- Written exercise A
List the username of every member who posted in the forum thread about V-shaped fire baskets, each name once.
- Written exercise B
Reproduce the part of the fire basket thread between "It allows the" and "from lighting up.", inclusive.

- Document passage
>> BEGIN
# V shaped fire management basket



## Paulie Walnuts 440 (Sep 21, 2020)

Does anyone have for sale any V shaped fire baskets for wood smokers? Been waiting for lone Star to get them in stock and it's been weeks since they have and when k emailed them they said they aren't too sure when.


----------



## daveomak (Sep 21, 2020)

PW, morning....  I found a layer of fire brick in the bottom of the Fire Box held heat and kept the fire smoldering very well, even when small splits were added.....
I used the 1" fire brick....  That's all I had room for....
I built the fire right on the brick.....


----------



## Paulie Walnuts 440 (Sep 21, 2020)

Very good idea do you have any pictures of that?


----------



## daveomak (Sep 21, 2020)

This is my smoker...  About 30+years in use...   It has a 2 RPM drive motor w/5' 3/4" SS spit rod for pigs...
When I had a job, there was a 'physical' testing lab where the tested everything we purchased as 'raw materials'...   They cut ~1" off the ends of the brick so they would be uniform for the tests and calculations....    I grabbed them for my home use... 
The original bricks were ~8x4x2".....  and from different vendors....  that's where the difference entered the confusion....


----------



## flatbroke (Sep 21, 2020)

Are you interested in something like this?


----------



## flatbroke (Sep 21, 2020)




----------



## daveomak (Sep 21, 2020)

That is a cool V-basket......


----------



## JckDanls 07 (Sep 21, 2020)

Well ok then FB... All's I need is a few more pictures of the underneath side and I'm on my way to making one... Can ya help a feller out ??


----------



## SmokinAl (Sep 21, 2020)

OK I have to ask, what is the advantage of a V-basket?
Al


----------



## Paulie Walnuts 440 (Sep 21, 2020)

Ya FB I like that a lot ! Nice smoker Dave !


----------



## Paulie Walnuts 440 (Sep 21, 2020)

I believe the advantage to a V basket is concentrated coals to the specific area due to the V shape rather than flat bottom and taking coals back into the middle to keep the coals centered so to speak. I believe it would be more fuel efficient as well. My theory that is hahahaha


----------



## JckDanls 07 (Sep 21, 2020)

Al... I like the theory of it...  holding all the coals together (instead of spread out around the firebox)...  Therefor holding more heat (think of the vortex)... So the addition of a new split ignites faster .. Thinking it should cut down on fuel consumption as well ...  I don't know...  I can build one and test me theory out ...


----------



## DanMcG (Sep 21, 2020)

flatbroke said:


> View attachment 464128


that's a really nice basket, but i think the legs would make it to tall for my smoker.
HAhaha


----------



## flatbroke (Sep 21, 2020)

Paulie Walnuts 440 said:


> Ya FB I like that a lot ! Nice smoker Dave !


I sent you a PM


----------



## Chasdev (Sep 22, 2020)

It's not about the coals, well not ALL about the coals anyway.
It allows the sticks to be propped up to expose more of the wood to the air as opposed to on top of each other in a pile, which prevents large areas from lighting up.
>> END
- Information given
>> BEGIN
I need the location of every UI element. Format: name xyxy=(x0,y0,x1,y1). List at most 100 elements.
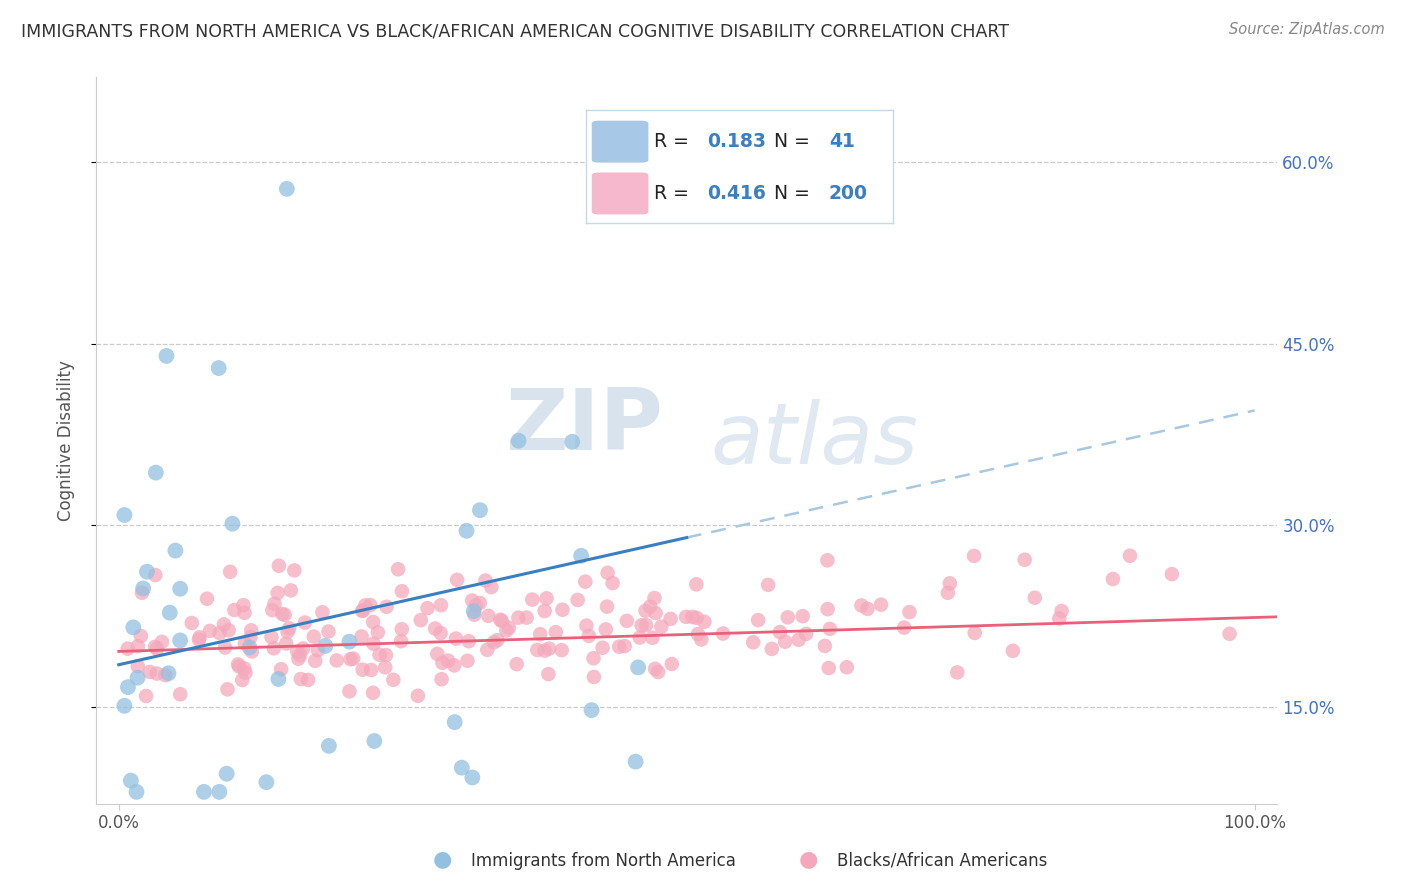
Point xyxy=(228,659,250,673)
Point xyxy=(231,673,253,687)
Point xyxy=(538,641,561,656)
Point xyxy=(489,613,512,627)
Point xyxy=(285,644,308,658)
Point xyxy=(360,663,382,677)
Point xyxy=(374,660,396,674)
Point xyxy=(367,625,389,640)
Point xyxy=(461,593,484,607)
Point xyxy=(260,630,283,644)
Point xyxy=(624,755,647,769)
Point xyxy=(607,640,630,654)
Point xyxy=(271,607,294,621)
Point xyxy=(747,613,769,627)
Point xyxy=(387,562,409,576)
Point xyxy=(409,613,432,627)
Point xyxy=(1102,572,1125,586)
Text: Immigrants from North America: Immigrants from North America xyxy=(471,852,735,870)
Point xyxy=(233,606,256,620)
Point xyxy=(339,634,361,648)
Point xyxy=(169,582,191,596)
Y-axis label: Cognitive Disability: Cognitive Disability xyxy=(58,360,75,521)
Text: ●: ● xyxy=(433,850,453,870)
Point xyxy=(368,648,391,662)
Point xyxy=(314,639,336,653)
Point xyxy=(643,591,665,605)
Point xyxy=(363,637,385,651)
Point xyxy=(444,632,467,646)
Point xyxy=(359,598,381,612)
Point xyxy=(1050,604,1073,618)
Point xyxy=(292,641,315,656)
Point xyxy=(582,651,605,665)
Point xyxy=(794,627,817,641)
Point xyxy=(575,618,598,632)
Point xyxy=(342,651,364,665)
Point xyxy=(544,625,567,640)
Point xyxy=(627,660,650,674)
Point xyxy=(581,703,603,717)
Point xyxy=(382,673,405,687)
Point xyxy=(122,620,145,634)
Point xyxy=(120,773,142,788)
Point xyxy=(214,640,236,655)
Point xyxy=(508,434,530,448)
>> END
- Complete answer A
Paulie Walnuts 440
daveomak
flatbroke
JckDanls 07
SmokinAl
DanMcG
Chasdev

- Complete answer B
It allows the sticks to be propped up to expose more of the wood to the air as opposed to on top of each other in a pile, which prevents large areas from lighting up.